[The exercise] Transcribe every line, keeping it exact.

[Listed records]
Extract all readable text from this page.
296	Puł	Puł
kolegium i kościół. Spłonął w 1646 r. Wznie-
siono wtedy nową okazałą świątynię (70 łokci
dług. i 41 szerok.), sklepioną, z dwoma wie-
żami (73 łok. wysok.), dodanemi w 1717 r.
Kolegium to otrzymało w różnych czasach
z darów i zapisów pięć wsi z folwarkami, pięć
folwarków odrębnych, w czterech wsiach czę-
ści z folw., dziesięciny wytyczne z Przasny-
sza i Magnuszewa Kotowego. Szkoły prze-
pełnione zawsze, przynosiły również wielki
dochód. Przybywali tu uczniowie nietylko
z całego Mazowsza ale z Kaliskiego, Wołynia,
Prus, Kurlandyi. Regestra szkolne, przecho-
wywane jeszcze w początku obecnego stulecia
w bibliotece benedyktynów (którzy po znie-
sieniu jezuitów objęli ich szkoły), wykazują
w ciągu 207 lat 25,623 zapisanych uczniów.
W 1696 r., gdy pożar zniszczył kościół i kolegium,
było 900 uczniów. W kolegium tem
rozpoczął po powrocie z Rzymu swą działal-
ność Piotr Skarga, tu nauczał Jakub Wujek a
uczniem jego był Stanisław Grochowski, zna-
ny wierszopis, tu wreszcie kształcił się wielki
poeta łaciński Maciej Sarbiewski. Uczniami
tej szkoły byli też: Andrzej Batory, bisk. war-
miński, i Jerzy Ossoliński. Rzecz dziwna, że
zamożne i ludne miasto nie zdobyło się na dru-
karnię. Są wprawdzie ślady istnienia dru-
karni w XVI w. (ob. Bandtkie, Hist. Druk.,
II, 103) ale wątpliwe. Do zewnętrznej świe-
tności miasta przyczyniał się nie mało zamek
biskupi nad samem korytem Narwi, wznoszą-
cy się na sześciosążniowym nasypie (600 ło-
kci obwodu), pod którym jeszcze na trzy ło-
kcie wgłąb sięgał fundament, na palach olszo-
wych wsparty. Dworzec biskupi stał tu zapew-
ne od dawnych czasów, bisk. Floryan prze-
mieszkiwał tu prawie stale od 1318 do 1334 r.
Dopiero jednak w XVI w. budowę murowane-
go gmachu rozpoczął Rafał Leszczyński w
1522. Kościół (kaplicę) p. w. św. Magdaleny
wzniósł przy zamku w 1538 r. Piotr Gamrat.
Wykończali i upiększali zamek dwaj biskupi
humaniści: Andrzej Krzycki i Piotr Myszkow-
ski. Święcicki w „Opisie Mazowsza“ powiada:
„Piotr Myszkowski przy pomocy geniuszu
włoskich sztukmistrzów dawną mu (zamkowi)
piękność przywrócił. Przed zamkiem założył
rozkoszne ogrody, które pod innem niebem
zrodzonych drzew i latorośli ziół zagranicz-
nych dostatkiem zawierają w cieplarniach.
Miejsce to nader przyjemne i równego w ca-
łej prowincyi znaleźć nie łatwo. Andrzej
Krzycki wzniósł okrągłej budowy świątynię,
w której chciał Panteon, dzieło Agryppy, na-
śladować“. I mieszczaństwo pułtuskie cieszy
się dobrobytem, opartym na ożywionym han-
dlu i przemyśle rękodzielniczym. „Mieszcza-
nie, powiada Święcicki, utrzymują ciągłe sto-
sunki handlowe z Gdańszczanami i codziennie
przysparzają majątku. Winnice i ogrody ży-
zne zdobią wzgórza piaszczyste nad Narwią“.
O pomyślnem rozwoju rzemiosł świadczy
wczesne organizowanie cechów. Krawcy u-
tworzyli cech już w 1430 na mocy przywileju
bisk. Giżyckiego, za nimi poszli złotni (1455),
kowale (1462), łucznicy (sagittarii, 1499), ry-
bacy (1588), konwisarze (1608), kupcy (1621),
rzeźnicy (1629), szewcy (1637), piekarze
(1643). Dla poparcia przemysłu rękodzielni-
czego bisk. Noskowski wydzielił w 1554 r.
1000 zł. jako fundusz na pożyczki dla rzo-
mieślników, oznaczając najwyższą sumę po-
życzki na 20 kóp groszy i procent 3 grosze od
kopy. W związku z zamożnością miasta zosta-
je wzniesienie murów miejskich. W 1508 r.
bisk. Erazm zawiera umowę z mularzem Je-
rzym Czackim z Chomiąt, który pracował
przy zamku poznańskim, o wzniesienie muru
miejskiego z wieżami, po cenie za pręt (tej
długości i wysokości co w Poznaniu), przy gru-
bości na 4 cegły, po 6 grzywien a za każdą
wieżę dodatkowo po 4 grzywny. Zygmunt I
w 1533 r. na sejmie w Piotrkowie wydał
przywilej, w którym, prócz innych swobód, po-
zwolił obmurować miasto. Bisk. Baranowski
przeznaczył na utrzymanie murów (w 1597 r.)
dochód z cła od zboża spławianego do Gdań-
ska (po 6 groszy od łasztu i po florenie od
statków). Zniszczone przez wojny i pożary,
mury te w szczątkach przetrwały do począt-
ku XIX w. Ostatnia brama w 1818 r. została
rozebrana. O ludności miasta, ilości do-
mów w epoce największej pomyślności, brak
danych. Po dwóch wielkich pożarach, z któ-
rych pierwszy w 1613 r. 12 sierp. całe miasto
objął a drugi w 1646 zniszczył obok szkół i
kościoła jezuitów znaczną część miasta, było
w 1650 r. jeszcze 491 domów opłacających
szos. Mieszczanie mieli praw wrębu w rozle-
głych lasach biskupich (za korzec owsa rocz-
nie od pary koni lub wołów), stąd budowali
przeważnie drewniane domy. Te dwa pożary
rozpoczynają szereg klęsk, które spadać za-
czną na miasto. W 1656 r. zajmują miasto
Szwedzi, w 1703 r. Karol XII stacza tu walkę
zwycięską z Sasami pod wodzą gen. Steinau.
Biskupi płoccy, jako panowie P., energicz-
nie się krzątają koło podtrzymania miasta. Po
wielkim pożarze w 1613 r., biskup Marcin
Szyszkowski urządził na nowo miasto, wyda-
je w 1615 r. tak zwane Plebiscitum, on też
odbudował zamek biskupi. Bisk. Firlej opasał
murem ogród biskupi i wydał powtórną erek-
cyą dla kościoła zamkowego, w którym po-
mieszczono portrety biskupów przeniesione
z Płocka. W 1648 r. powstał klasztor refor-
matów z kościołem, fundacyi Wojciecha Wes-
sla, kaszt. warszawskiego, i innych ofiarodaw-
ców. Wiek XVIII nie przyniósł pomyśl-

[Problem solution]
Extract all readable text from this page.
296	Puł	Puł
kolegium i kościół. Spłonął w 1646 r. Wznie-
siono wtedy nową okazałą świątynię (70 łokci
dług. i 41 szerok.), sklepioną, z dwoma wie-
żami (73 łok. wysok.), dodanemi w 1717 r.
Kolegium to otrzymało w różnych czasach
z darów i zapisów pięć wsi z folwarkami, pięć
folwarków odrębnych, w czterech wsiach czę-
ści z folw., dziesięciny wytyczne z Przasny-
sza i Magnuszewa Kotowego. Szkoły prze-
pełnione zawsze, przynosiły również wielki
dochód. Przybywali tu uczniowie nietylko
z całego Mazowsza ale z Kaliskiego, Wołynia,
Prus, Kurlandyi. Regestra szkolne, przecho-
wywane jeszcze w początku obecnego stulecia
w bibliotece benedyktynów (którzy po znie-
sieniu jezuitów objęli ich szkoły), wykazują
w ciągu 207 lat 25,623 zapisanych uczniów.
W 1696 r., gdy pożar zniszczył kościół i kolegium,
było 900 uczniów. W kolegium tem
rozpoczął po powrocie z Rzymu swą działal-
ność Piotr Skarga, tu nauczał Jakub Wujek a
uczniem jego był Stanisław Grochowski, zna-
ny wierszopis, tu wreszcie kształcił się wielki
poeta łaciński Maciej Sarbiewski. Uczniami
tej szkoły byli też: Andrzej Batory, bisk. war-
miński, i Jerzy Ossoliński. Rzecz dziwna, że
zamożne i ludne miasto nie zdobyło się na dru-
karnię. Są wprawdzie ślady istnienia dru-
karni w XVI w. (ob. Bandtkie, Hist. Druk.,
II, 103) ale wątpliwe. Do zewnętrznej świe-
tności miasta przyczyniał się nie mało zamek
biskupi nad samem korytem Narwi, wznoszą-
cy się na sześciosążniowym nasypie (600 ło-
kci obwodu), pod którym jeszcze na trzy ło-
kcie wgłąb sięgał fundament, na palach olszo-
wych wsparty. Dworzec biskupi stał tu zapew-
ne od dawnych czasów, bisk. Floryan prze-
mieszkiwał tu prawie stale od 1318 do 1334 r.
Dopiero jednak w XVI w. budowę murowane-
go gmachu rozpoczął Rafał Leszczyński w
1522. Kościół (kaplicę) p. w. św. Magdaleny
wzniósł przy zamku w 1538 r. Piotr Gamrat.
Wykończali i upiększali zamek dwaj biskupi
humaniści: Andrzej Krzycki i Piotr Myszkow-
ski. Święcicki w „Opisie Mazowsza“ powiada:
„Piotr Myszkowski przy pomocy geniuszu
włoskich sztukmistrzów dawną mu (zamkowi)
piękność przywrócił. Przed zamkiem założył
rozkoszne ogrody, które pod innem niebem
zrodzonych drzew i latorośli ziół zagranicz-
nych dostatkiem zawierają w cieplarniach.
Miejsce to nader przyjemne i równego w ca-
łej prowincyi znaleźć nie łatwo. Andrzej
Krzycki wzniósł okrągłej budowy świątynię,
w której chciał Panteon, dzieło Agryppy, na-
śladować“. I mieszczaństwo pułtuskie cieszy
się dobrobytem, opartym na ożywionym han-
dlu i przemyśle rękodzielniczym. „Mieszcza-
nie, powiada Święcicki, utrzymują ciągłe sto-
sunki handlowe z Gdańszczanami i codziennie
przysparzają majątku. Winnice i ogrody ży-
zne zdobią wzgórza piaszczyste nad Narwią“.
O pomyślnem rozwoju rzemiosł świadczy
wczesne organizowanie cechów. Krawcy u-
tworzyli cech już w 1430 na mocy przywileju
bisk. Giżyckiego, za nimi poszli złotni (1455),
kowale (1462), łucznicy (sagittarii, 1499), ry-
bacy (1588), konwisarze (1608), kupcy (1621),
rzeźnicy (1629), szewcy (1637), piekarze
(1643). Dla poparcia przemysłu rękodzielni-
czego bisk. Noskowski wydzielił w 1554 r.
1000 zł. jako fundusz na pożyczki dla rzo-
mieślników, oznaczając najwyższą sumę po-
życzki na 20 kóp groszy i procent 3 grosze od
kopy. W związku z zamożnością miasta zosta-
je wzniesienie murów miejskich. W 1508 r.
bisk. Erazm zawiera umowę z mularzem Je-
rzym Czackim z Chomiąt, który pracował
przy zamku poznańskim, o wzniesienie muru
miejskiego z wieżami, po cenie za pręt (tej
długości i wysokości co w Poznaniu), przy gru-
bości na 4 cegły, po 6 grzywien a za każdą
wieżę dodatkowo po 4 grzywny. Zygmunt I
w 1533 r. na sejmie w Piotrkowie wydał
przywilej, w którym, prócz innych swobód, po-
zwolił obmurować miasto. Bisk. Baranowski
przeznaczył na utrzymanie murów (w 1597 r.)
dochód z cła od zboża spławianego do Gdań-
ska (po 6 groszy od łasztu i po florenie od
statków). Zniszczone przez wojny i pożary,
mury te w szczątkach przetrwały do począt-
ku XIX w. Ostatnia brama w 1818 r. została
rozebrana. O ludności miasta, ilości do-
mów w epoce największej pomyślności, brak
danych. Po dwóch wielkich pożarach, z któ-
rych pierwszy w 1613 r. 12 sierp. całe miasto
objął a drugi w 1646 zniszczył obok szkół i
kościoła jezuitów znaczną część miasta, było
w 1650 r. jeszcze 491 domów opłacających
szos. Mieszczanie mieli praw wrębu w rozle-
głych lasach biskupich (za korzec owsa rocz-
nie od pary koni lub wołów), stąd budowali
przeważnie drewniane domy. Te dwa pożary
rozpoczynają szereg klęsk, które spadać za-
czną na miasto. W 1656 r. zajmują miasto
Szwedzi, w 1703 r. Karol XII stacza tu walkę
zwycięską z Sasami pod wodzą gen. Steinau.
Biskupi płoccy, jako panowie P., energicz-
nie się krzątają koło podtrzymania miasta. Po
wielkim pożarze w 1613 r., biskup Marcin
Szyszkowski urządził na nowo miasto, wyda-
je w 1615 r. tak zwane Plebiscitum, on też
odbudował zamek biskupi. Bisk. Firlej opasał
murem ogród biskupi i wydał powtórną erek-
cyą dla kościoła zamkowego, w którym po-
mieszczono portrety biskupów przeniesione
z Płocka. W 1648 r. powstał klasztor refor-
matów z kościołem, fundacyi Wojciecha Wes-
sla, kaszt. warszawskiego, i innych ofiarodaw-
ców. Wiek XVIII nie przyniósł pomyśl-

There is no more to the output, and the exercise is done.